● Records to process

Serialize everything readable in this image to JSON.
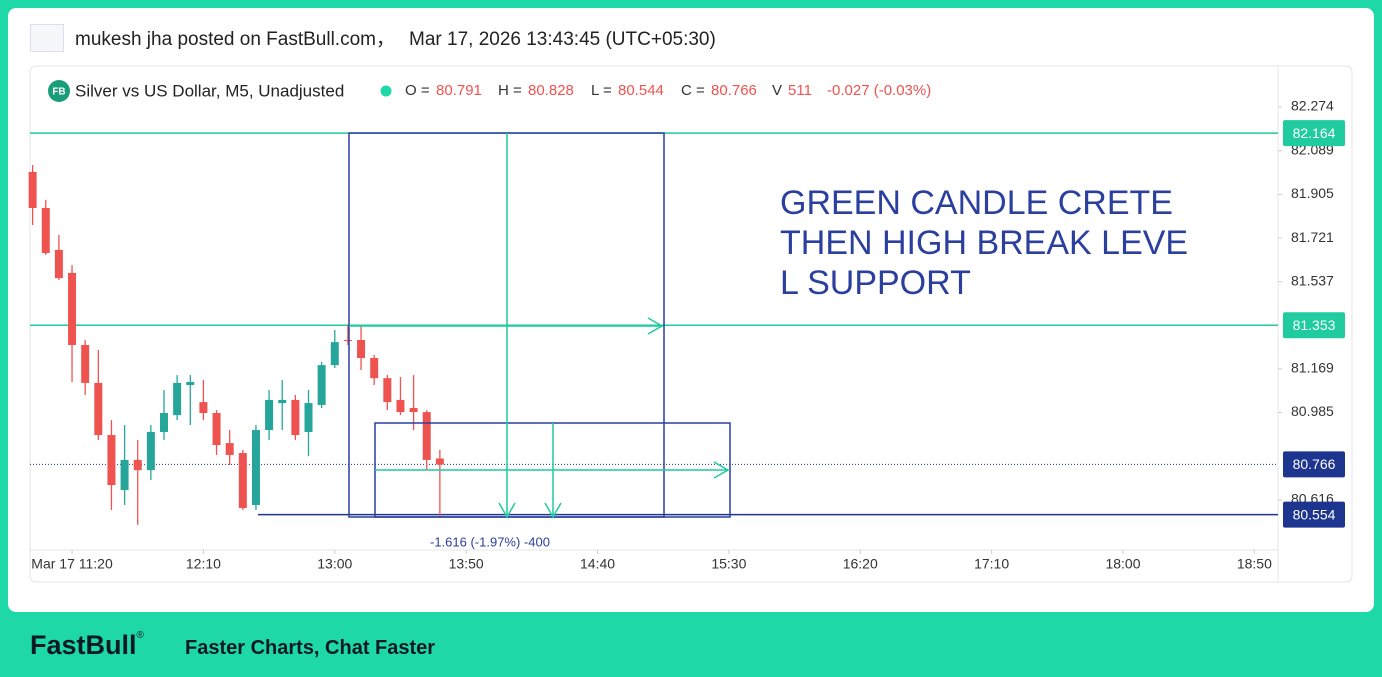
{
  "header": {
    "poster": "mukesh jha posted on FastBull.com，",
    "timestamp": "Mar 17, 2026 13:43:45 (UTC+05:30)"
  },
  "chart_data": {
    "type": "candlestick",
    "symbol_badge": "FB",
    "title": "Silver vs US Dollar, M5, Unadjusted",
    "open_label": "O =",
    "high_label": "H =",
    "low_label": "L =",
    "close_label": "C =",
    "volume_label": "V",
    "volume": 511,
    "change": "-0.027 (-0.03%)",
    "up_color": "#26a69a",
    "down_color": "#ef5350",
    "x": [
      "11:05",
      "11:10",
      "11:15",
      "11:20",
      "11:25",
      "11:30",
      "11:35",
      "11:40",
      "11:45",
      "11:50",
      "11:55",
      "12:00",
      "12:05",
      "12:10",
      "12:15",
      "12:20",
      "12:25",
      "12:30",
      "12:35",
      "12:40",
      "12:45",
      "12:50",
      "12:55",
      "13:00",
      "13:05",
      "13:10",
      "13:15",
      "13:20",
      "13:25",
      "13:30",
      "13:35",
      "13:40"
    ],
    "open": [
      82.0,
      81.848,
      81.671,
      81.574,
      81.27,
      81.11,
      80.89,
      80.658,
      80.785,
      80.742,
      80.903,
      80.974,
      81.101,
      81.029,
      80.983,
      80.856,
      80.814,
      80.595,
      80.911,
      81.025,
      81.038,
      80.903,
      81.017,
      81.185,
      81.291,
      81.291,
      81.215,
      81.13,
      81.038,
      81.004,
      80.987,
      80.791
    ],
    "high": [
      82.029,
      81.882,
      81.734,
      81.607,
      81.291,
      81.249,
      80.953,
      80.932,
      80.869,
      80.932,
      81.08,
      81.143,
      81.143,
      81.122,
      80.995,
      80.911,
      80.827,
      80.932,
      81.08,
      81.122,
      81.059,
      81.08,
      81.198,
      81.333,
      81.354,
      81.354,
      81.228,
      81.143,
      81.135,
      81.143,
      80.995,
      80.828
    ],
    "low": [
      81.776,
      81.65,
      81.544,
      81.114,
      81.059,
      80.869,
      80.574,
      80.595,
      80.511,
      80.7,
      80.869,
      80.953,
      80.932,
      80.953,
      80.806,
      80.763,
      80.574,
      80.574,
      80.869,
      80.911,
      80.869,
      80.802,
      81.004,
      81.173,
      81.27,
      81.164,
      81.101,
      80.995,
      80.974,
      80.911,
      80.742,
      80.544
    ],
    "close": [
      81.848,
      81.658,
      81.552,
      81.27,
      81.11,
      80.89,
      80.679,
      80.785,
      80.742,
      80.903,
      80.983,
      81.11,
      81.114,
      80.983,
      80.848,
      80.806,
      80.582,
      80.911,
      81.038,
      81.038,
      80.89,
      81.025,
      81.185,
      81.282,
      81.287,
      81.215,
      81.13,
      81.029,
      80.987,
      80.987,
      80.785,
      80.766
    ],
    "xlim": [
      "11:04",
      "18:59"
    ],
    "xticks": [
      "Mar 17 11:20",
      "12:10",
      "13:00",
      "13:50",
      "14:40",
      "15:30",
      "16:20",
      "17:10",
      "18:00",
      "18:50"
    ],
    "ylim": [
      80.405,
      82.447
    ],
    "yticks": [
      80.616,
      80.985,
      81.169,
      81.537,
      81.721,
      81.905,
      82.089,
      82.274
    ],
    "price_levels": [
      {
        "value": 82.164,
        "color": "#1fcb9f"
      },
      {
        "value": 81.353,
        "color": "#1fcb9f"
      },
      {
        "value": 80.554,
        "color": "#1e3590"
      }
    ],
    "last_price_color": "#1e3590",
    "annotation": [
      "GREEN CANDLE CRETE",
      "THEN HIGH BREAK LEVE",
      "L SUPPORT"
    ],
    "measure_label": "-1.616 (-1.97%) -400"
  },
  "footer": {
    "brand": "FastBull",
    "registered": "®",
    "tagline": "Faster Charts, Chat Faster"
  }
}
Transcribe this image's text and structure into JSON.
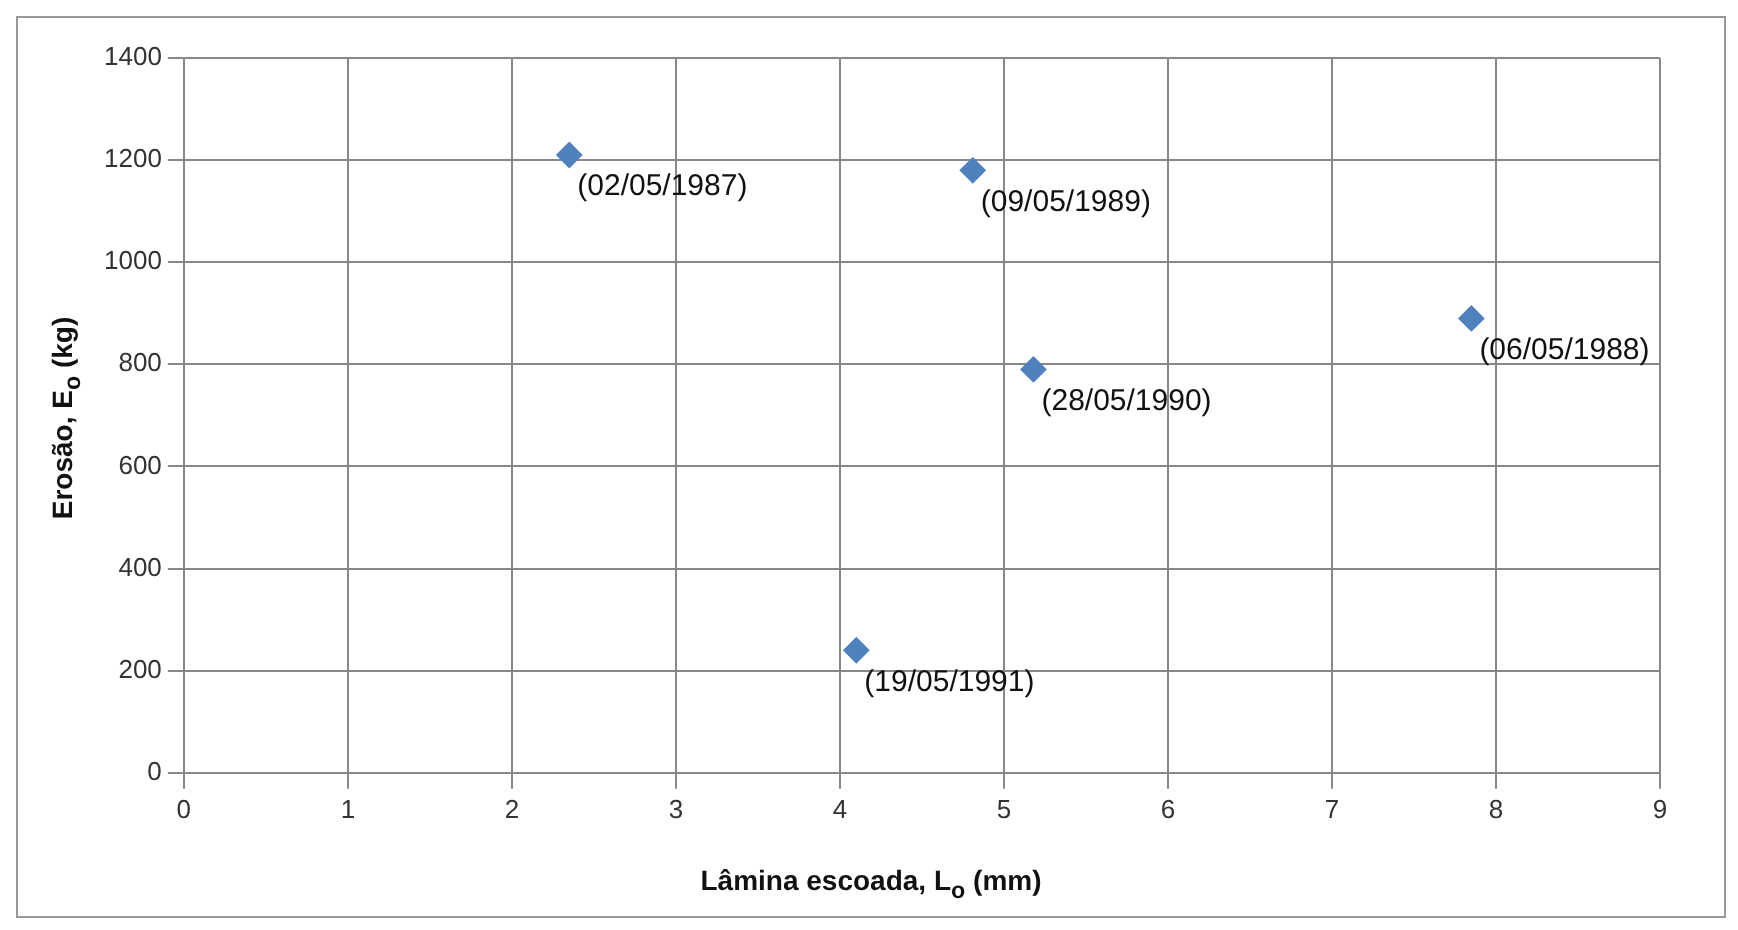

● Written task
Repeat each entry precisely as it appears. Leave the pictures out.

● Response
Serialize everything readable in this image to JSON.
{
  "header": {
    "poster": "mukesh jha posted on FastBull.com，",
    "timestamp": "Mar 17, 2026 13:43:45 (UTC+05:30)"
  },
  "chart_data": {
    "type": "candlestick",
    "symbol_badge": "FB",
    "title": "Silver vs US Dollar, M5, Unadjusted",
    "open_label": "O =",
    "high_label": "H =",
    "low_label": "L =",
    "close_label": "C =",
    "volume_label": "V",
    "volume": 511,
    "change": "-0.027 (-0.03%)",
    "up_color": "#26a69a",
    "down_color": "#ef5350",
    "x": [
      "11:05",
      "11:10",
      "11:15",
      "11:20",
      "11:25",
      "11:30",
      "11:35",
      "11:40",
      "11:45",
      "11:50",
      "11:55",
      "12:00",
      "12:05",
      "12:10",
      "12:15",
      "12:20",
      "12:25",
      "12:30",
      "12:35",
      "12:40",
      "12:45",
      "12:50",
      "12:55",
      "13:00",
      "13:05",
      "13:10",
      "13:15",
      "13:20",
      "13:25",
      "13:30",
      "13:35",
      "13:40"
    ],
    "open": [
      82.0,
      81.848,
      81.671,
      81.574,
      81.27,
      81.11,
      80.89,
      80.658,
      80.785,
      80.742,
      80.903,
      80.974,
      81.101,
      81.029,
      80.983,
      80.856,
      80.814,
      80.595,
      80.911,
      81.025,
      81.038,
      80.903,
      81.017,
      81.185,
      81.291,
      81.291,
      81.215,
      81.13,
      81.038,
      81.004,
      80.987,
      80.791
    ],
    "high": [
      82.029,
      81.882,
      81.734,
      81.607,
      81.291,
      81.249,
      80.953,
      80.932,
      80.869,
      80.932,
      81.08,
      81.143,
      81.143,
      81.122,
      80.995,
      80.911,
      80.827,
      80.932,
      81.08,
      81.122,
      81.059,
      81.08,
      81.198,
      81.333,
      81.354,
      81.354,
      81.228,
      81.143,
      81.135,
      81.143,
      80.995,
      80.828
    ],
    "low": [
      81.776,
      81.65,
      81.544,
      81.114,
      81.059,
      80.869,
      80.574,
      80.595,
      80.511,
      80.7,
      80.869,
      80.953,
      80.932,
      80.953,
      80.806,
      80.763,
      80.574,
      80.574,
      80.869,
      80.911,
      80.869,
      80.802,
      81.004,
      81.173,
      81.27,
      81.164,
      81.101,
      80.995,
      80.974,
      80.911,
      80.742,
      80.544
    ],
    "close": [
      81.848,
      81.658,
      81.552,
      81.27,
      81.11,
      80.89,
      80.679,
      80.785,
      80.742,
      80.903,
      80.983,
      81.11,
      81.114,
      80.983,
      80.848,
      80.806,
      80.582,
      80.911,
      81.038,
      81.038,
      80.89,
      81.025,
      81.185,
      81.282,
      81.287,
      81.215,
      81.13,
      81.029,
      80.987,
      80.987,
      80.785,
      80.766
    ],
    "xlim": [
      "11:04",
      "18:59"
    ],
    "xticks": [
      "Mar 17 11:20",
      "12:10",
      "13:00",
      "13:50",
      "14:40",
      "15:30",
      "16:20",
      "17:10",
      "18:00",
      "18:50"
    ],
    "ylim": [
      80.405,
      82.447
    ],
    "yticks": [
      80.616,
      80.985,
      81.169,
      81.537,
      81.721,
      81.905,
      82.089,
      82.274
    ],
    "price_levels": [
      {
        "value": 82.164,
        "color": "#1fcb9f"
      },
      {
        "value": 81.353,
        "color": "#1fcb9f"
      },
      {
        "value": 80.554,
        "color": "#1e3590"
      }
    ],
    "last_price_color": "#1e3590",
    "annotation": [
      "GREEN CANDLE CRETE",
      "THEN HIGH BREAK LEVE",
      "L SUPPORT"
    ],
    "measure_label": "-1.616 (-1.97%) -400"
  },
  "footer": {
    "brand": "FastBull",
    "registered": "®",
    "tagline": "Faster Charts, Chat Faster"
  }
}
Transcribe this image's text and structure into JSON.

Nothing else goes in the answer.